— PROBLEM TO SOLVE —
Quote, without change, all of the lines that follow.

— LISTED ENTRIES —
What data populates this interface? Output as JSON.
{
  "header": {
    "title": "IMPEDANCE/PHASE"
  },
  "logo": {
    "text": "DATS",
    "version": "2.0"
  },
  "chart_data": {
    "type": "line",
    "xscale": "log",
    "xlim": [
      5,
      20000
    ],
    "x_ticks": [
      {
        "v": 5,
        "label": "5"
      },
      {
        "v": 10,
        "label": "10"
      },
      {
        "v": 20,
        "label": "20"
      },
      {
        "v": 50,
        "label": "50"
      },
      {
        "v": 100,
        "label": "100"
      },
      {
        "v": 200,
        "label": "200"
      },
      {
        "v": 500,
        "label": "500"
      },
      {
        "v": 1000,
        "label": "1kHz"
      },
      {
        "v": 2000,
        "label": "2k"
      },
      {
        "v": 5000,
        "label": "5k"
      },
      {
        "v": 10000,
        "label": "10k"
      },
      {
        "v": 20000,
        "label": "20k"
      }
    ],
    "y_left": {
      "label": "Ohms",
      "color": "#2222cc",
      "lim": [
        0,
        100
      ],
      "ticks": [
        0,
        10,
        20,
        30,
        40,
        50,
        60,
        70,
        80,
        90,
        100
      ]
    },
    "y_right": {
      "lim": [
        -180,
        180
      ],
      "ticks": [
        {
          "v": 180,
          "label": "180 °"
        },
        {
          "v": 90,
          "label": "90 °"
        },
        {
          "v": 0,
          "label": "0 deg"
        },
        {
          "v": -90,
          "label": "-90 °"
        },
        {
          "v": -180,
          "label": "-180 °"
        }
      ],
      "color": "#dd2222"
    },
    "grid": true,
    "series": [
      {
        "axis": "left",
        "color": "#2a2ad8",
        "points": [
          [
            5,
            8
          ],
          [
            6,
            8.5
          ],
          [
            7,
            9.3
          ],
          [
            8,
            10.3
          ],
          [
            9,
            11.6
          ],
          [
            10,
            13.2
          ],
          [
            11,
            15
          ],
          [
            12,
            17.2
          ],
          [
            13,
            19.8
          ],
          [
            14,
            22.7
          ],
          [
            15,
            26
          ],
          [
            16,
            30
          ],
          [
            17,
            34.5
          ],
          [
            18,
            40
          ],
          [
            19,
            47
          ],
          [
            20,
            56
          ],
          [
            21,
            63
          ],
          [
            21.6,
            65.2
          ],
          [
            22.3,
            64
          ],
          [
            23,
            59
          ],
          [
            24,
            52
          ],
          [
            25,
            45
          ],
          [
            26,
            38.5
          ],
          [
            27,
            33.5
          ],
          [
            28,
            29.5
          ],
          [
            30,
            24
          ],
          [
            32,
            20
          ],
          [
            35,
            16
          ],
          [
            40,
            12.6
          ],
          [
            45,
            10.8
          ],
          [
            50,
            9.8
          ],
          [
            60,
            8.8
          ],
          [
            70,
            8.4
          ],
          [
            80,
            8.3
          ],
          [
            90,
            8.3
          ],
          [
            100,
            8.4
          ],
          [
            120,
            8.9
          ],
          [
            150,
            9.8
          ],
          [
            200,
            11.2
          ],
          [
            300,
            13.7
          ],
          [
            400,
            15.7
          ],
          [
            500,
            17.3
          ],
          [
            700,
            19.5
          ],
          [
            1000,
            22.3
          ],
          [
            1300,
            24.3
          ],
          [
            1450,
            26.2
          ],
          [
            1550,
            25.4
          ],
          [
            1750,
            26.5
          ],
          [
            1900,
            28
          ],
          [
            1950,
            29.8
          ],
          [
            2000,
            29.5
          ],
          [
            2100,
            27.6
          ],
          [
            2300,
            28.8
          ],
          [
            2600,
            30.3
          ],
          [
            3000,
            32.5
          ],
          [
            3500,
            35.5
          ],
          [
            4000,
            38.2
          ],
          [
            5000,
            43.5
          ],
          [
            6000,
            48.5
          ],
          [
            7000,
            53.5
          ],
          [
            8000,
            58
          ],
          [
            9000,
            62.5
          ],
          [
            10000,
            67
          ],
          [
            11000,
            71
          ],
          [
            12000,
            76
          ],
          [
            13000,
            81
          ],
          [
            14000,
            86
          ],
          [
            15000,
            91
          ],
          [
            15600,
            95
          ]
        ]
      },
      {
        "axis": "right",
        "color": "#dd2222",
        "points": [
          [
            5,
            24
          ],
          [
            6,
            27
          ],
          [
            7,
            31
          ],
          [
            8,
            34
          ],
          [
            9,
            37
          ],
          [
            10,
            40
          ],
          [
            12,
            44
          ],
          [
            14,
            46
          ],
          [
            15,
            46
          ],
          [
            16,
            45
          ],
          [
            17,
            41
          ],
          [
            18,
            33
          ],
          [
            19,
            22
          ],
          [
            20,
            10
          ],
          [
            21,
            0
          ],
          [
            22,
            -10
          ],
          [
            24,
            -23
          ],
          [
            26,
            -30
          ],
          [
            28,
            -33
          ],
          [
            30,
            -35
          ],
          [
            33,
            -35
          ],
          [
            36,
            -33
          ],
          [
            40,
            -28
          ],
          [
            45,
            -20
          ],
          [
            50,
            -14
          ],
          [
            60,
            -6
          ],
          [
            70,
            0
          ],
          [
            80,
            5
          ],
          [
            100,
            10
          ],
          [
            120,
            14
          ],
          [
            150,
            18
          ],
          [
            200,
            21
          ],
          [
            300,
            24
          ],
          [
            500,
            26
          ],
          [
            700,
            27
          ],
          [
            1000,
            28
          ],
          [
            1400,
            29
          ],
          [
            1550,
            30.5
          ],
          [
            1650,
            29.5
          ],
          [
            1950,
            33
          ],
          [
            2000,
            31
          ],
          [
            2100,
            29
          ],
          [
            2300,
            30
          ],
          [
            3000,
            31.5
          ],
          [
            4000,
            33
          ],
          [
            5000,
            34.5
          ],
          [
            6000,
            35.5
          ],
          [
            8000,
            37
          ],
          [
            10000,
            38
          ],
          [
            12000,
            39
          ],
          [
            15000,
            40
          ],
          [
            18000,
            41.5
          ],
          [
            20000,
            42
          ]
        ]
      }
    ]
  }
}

— WRITTEN SOLUTION —
What data populates this interface? Output as JSON.
{
  "header": {
    "title": "IMPEDANCE/PHASE"
  },
  "logo": {
    "text": "DATS",
    "version": "2.0"
  },
  "chart_data": {
    "type": "line",
    "xscale": "log",
    "xlim": [
      5,
      20000
    ],
    "x_ticks": [
      {
        "v": 5,
        "label": "5"
      },
      {
        "v": 10,
        "label": "10"
      },
      {
        "v": 20,
        "label": "20"
      },
      {
        "v": 50,
        "label": "50"
      },
      {
        "v": 100,
        "label": "100"
      },
      {
        "v": 200,
        "label": "200"
      },
      {
        "v": 500,
        "label": "500"
      },
      {
        "v": 1000,
        "label": "1kHz"
      },
      {
        "v": 2000,
        "label": "2k"
      },
      {
        "v": 5000,
        "label": "5k"
      },
      {
        "v": 10000,
        "label": "10k"
      },
      {
        "v": 20000,
        "label": "20k"
      }
    ],
    "y_left": {
      "label": "Ohms",
      "color": "#2222cc",
      "lim": [
        0,
        100
      ],
      "ticks": [
        0,
        10,
        20,
        30,
        40,
        50,
        60,
        70,
        80,
        90,
        100
      ]
    },
    "y_right": {
      "lim": [
        -180,
        180
      ],
      "ticks": [
        {
          "v": 180,
          "label": "180 °"
        },
        {
          "v": 90,
          "label": "90 °"
        },
        {
          "v": 0,
          "label": "0 deg"
        },
        {
          "v": -90,
          "label": "-90 °"
        },
        {
          "v": -180,
          "label": "-180 °"
        }
      ],
      "color": "#dd2222"
    },
    "grid": true,
    "series": [
      {
        "axis": "left",
        "color": "#2a2ad8",
        "points": [
          [
            5,
            8
          ],
          [
            6,
            8.5
          ],
          [
            7,
            9.3
          ],
          [
            8,
            10.3
          ],
          [
            9,
            11.6
          ],
          [
            10,
            13.2
          ],
          [
            11,
            15
          ],
          [
            12,
            17.2
          ],
          [
            13,
            19.8
          ],
          [
            14,
            22.7
          ],
          [
            15,
            26
          ],
          [
            16,
            30
          ],
          [
            17,
            34.5
          ],
          [
            18,
            40
          ],
          [
            19,
            47
          ],
          [
            20,
            56
          ],
          [
            21,
            63
          ],
          [
            21.6,
            65.2
          ],
          [
            22.3,
            64
          ],
          [
            23,
            59
          ],
          [
            24,
            52
          ],
          [
            25,
            45
          ],
          [
            26,
            38.5
          ],
          [
            27,
            33.5
          ],
          [
            28,
            29.5
          ],
          [
            30,
            24
          ],
          [
            32,
            20
          ],
          [
            35,
            16
          ],
          [
            40,
            12.6
          ],
          [
            45,
            10.8
          ],
          [
            50,
            9.8
          ],
          [
            60,
            8.8
          ],
          [
            70,
            8.4
          ],
          [
            80,
            8.3
          ],
          [
            90,
            8.3
          ],
          [
            100,
            8.4
          ],
          [
            120,
            8.9
          ],
          [
            150,
            9.8
          ],
          [
            200,
            11.2
          ],
          [
            300,
            13.7
          ],
          [
            400,
            15.7
          ],
          [
            500,
            17.3
          ],
          [
            700,
            19.5
          ],
          [
            1000,
            22.3
          ],
          [
            1300,
            24.3
          ],
          [
            1450,
            26.2
          ],
          [
            1550,
            25.4
          ],
          [
            1750,
            26.5
          ],
          [
            1900,
            28
          ],
          [
            1950,
            29.8
          ],
          [
            2000,
            29.5
          ],
          [
            2100,
            27.6
          ],
          [
            2300,
            28.8
          ],
          [
            2600,
            30.3
          ],
          [
            3000,
            32.5
          ],
          [
            3500,
            35.5
          ],
          [
            4000,
            38.2
          ],
          [
            5000,
            43.5
          ],
          [
            6000,
            48.5
          ],
          [
            7000,
            53.5
          ],
          [
            8000,
            58
          ],
          [
            9000,
            62.5
          ],
          [
            10000,
            67
          ],
          [
            11000,
            71
          ],
          [
            12000,
            76
          ],
          [
            13000,
            81
          ],
          [
            14000,
            86
          ],
          [
            15000,
            91
          ],
          [
            15600,
            95
          ]
        ]
      },
      {
        "axis": "right",
        "color": "#dd2222",
        "points": [
          [
            5,
            24
          ],
          [
            6,
            27
          ],
          [
            7,
            31
          ],
          [
            8,
            34
          ],
          [
            9,
            37
          ],
          [
            10,
            40
          ],
          [
            12,
            44
          ],
          [
            14,
            46
          ],
          [
            15,
            46
          ],
          [
            16,
            45
          ],
          [
            17,
            41
          ],
          [
            18,
            33
          ],
          [
            19,
            22
          ],
          [
            20,
            10
          ],
          [
            21,
            0
          ],
          [
            22,
            -10
          ],
          [
            24,
            -23
          ],
          [
            26,
            -30
          ],
          [
            28,
            -33
          ],
          [
            30,
            -35
          ],
          [
            33,
            -35
          ],
          [
            36,
            -33
          ],
          [
            40,
            -28
          ],
          [
            45,
            -20
          ],
          [
            50,
            -14
          ],
          [
            60,
            -6
          ],
          [
            70,
            0
          ],
          [
            80,
            5
          ],
          [
            100,
            10
          ],
          [
            120,
            14
          ],
          [
            150,
            18
          ],
          [
            200,
            21
          ],
          [
            300,
            24
          ],
          [
            500,
            26
          ],
          [
            700,
            27
          ],
          [
            1000,
            28
          ],
          [
            1400,
            29
          ],
          [
            1550,
            30.5
          ],
          [
            1650,
            29.5
          ],
          [
            1950,
            33
          ],
          [
            2000,
            31
          ],
          [
            2100,
            29
          ],
          [
            2300,
            30
          ],
          [
            3000,
            31.5
          ],
          [
            4000,
            33
          ],
          [
            5000,
            34.5
          ],
          [
            6000,
            35.5
          ],
          [
            8000,
            37
          ],
          [
            10000,
            38
          ],
          [
            12000,
            39
          ],
          [
            15000,
            40
          ],
          [
            18000,
            41.5
          ],
          [
            20000,
            42
          ]
        ]
      }
    ]
  }
}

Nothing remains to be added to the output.